DATASET:
— Begin —

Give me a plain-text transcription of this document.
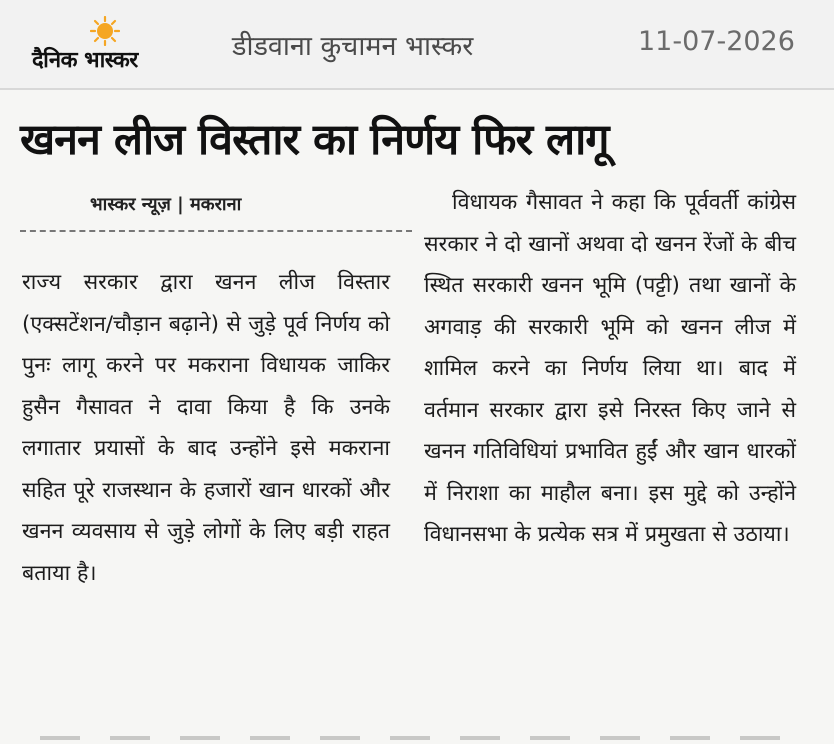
दैनिक भास्कर	डीडवाना कुचामन भास्कर	11-07-2026
खनन लीज विस्तार का निर्णय फिर लागू
भास्कर न्यूज़ | मकराना
राज्य सरकार द्वारा खनन लीज विस्तार (एक्सटेंशन/चौड़ान बढ़ाने) से जुड़े पूर्व निर्णय को पुनः लागू करने पर मकराना विधायक जाकिर हुसैन गैसावत ने दावा किया है कि उनके लगातार प्रयासों के बाद उन्होंने इसे मकराना सहित पूरे राजस्थान के हजारों खान धारकों और खनन व्यवसाय से जुड़े लोगों के लिए बड़ी राहत बताया है।
विधायक गैसावत ने कहा कि पूर्ववर्ती कांग्रेस सरकार ने दो खानों अथवा दो खनन रेंजों के बीच स्थित सरकारी खनन भूमि (पट्टी) तथा खानों के अगवाड़ की सरकारी भूमि को खनन लीज में शामिल करने का निर्णय लिया था। बाद में वर्तमान सरकार द्वारा इसे निरस्त किए जाने से खनन गतिविधियां प्रभावित हुईं और खान धारकों में निराशा का माहौल बना। इस मुद्दे को उन्होंने विधानसभा के प्रत्येक सत्र में प्रमुखता से उठाया।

— End —

INSTRUCTION: Leave out the pictures, and give all the records again exactly.

SOLUTION BELOW:
Give me a plain-text transcription of this document.
दैनिक भास्कर	डीडवाना कुचामन भास्कर	11-07-2026
खनन लीज विस्तार का निर्णय फिर लागू
भास्कर न्यूज़ | मकराना
राज्य सरकार द्वारा खनन लीज विस्तार (एक्सटेंशन/चौड़ान बढ़ाने) से जुड़े पूर्व निर्णय को पुनः लागू करने पर मकराना विधायक जाकिर हुसैन गैसावत ने दावा किया है कि उनके लगातार प्रयासों के बाद उन्होंने इसे मकराना सहित पूरे राजस्थान के हजारों खान धारकों और खनन व्यवसाय से जुड़े लोगों के लिए बड़ी राहत बताया है।
विधायक गैसावत ने कहा कि पूर्ववर्ती कांग्रेस सरकार ने दो खानों अथवा दो खनन रेंजों के बीच स्थित सरकारी खनन भूमि (पट्टी) तथा खानों के अगवाड़ की सरकारी भूमि को खनन लीज में शामिल करने का निर्णय लिया था। बाद में वर्तमान सरकार द्वारा इसे निरस्त किए जाने से खनन गतिविधियां प्रभावित हुईं और खान धारकों में निराशा का माहौल बना। इस मुद्दे को उन्होंने विधानसभा के प्रत्येक सत्र में प्रमुखता से उठाया।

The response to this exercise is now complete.